## start

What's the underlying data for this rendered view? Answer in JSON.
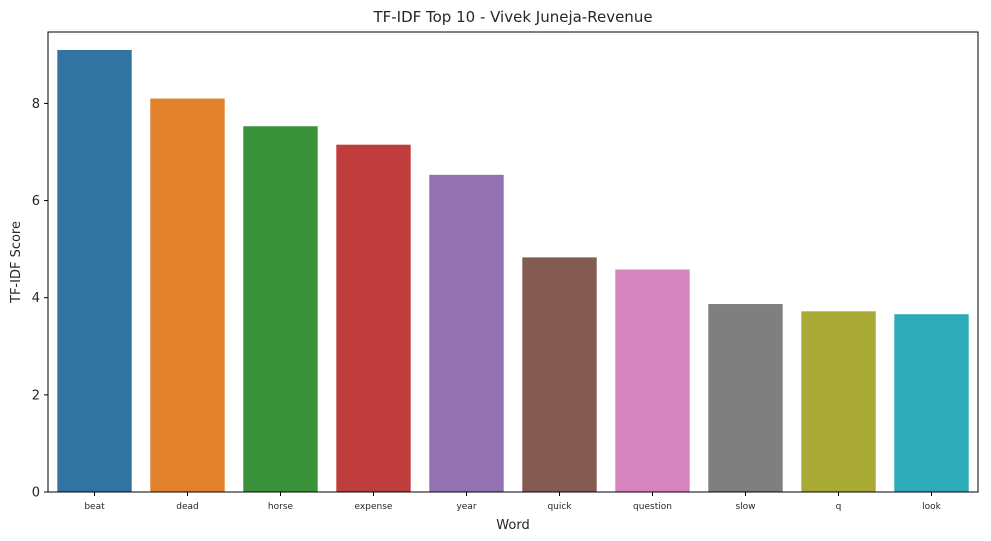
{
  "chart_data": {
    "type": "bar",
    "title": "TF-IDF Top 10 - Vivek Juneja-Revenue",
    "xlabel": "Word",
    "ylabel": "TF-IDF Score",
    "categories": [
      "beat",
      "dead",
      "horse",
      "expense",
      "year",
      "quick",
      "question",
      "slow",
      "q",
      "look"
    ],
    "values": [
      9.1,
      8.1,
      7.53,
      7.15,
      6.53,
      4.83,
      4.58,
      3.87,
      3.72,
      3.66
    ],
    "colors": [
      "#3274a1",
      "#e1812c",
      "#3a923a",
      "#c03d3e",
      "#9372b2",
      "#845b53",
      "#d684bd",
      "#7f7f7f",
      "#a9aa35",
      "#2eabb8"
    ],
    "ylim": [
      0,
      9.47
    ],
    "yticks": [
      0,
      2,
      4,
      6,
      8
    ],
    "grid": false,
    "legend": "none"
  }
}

## end

§ What you are asked to do
Leave out the pictures, and give all the records again exactly.

§ Output for this exercise
What's the underlying data for this rendered view? Answer in JSON.
{
  "chart_data": {
    "type": "bar",
    "title": "TF-IDF Top 10 - Vivek Juneja-Revenue",
    "xlabel": "Word",
    "ylabel": "TF-IDF Score",
    "categories": [
      "beat",
      "dead",
      "horse",
      "expense",
      "year",
      "quick",
      "question",
      "slow",
      "q",
      "look"
    ],
    "values": [
      9.1,
      8.1,
      7.53,
      7.15,
      6.53,
      4.83,
      4.58,
      3.87,
      3.72,
      3.66
    ],
    "colors": [
      "#3274a1",
      "#e1812c",
      "#3a923a",
      "#c03d3e",
      "#9372b2",
      "#845b53",
      "#d684bd",
      "#7f7f7f",
      "#a9aa35",
      "#2eabb8"
    ],
    "ylim": [
      0,
      9.47
    ],
    "yticks": [
      0,
      2,
      4,
      6,
      8
    ],
    "grid": false,
    "legend": "none"
  }
}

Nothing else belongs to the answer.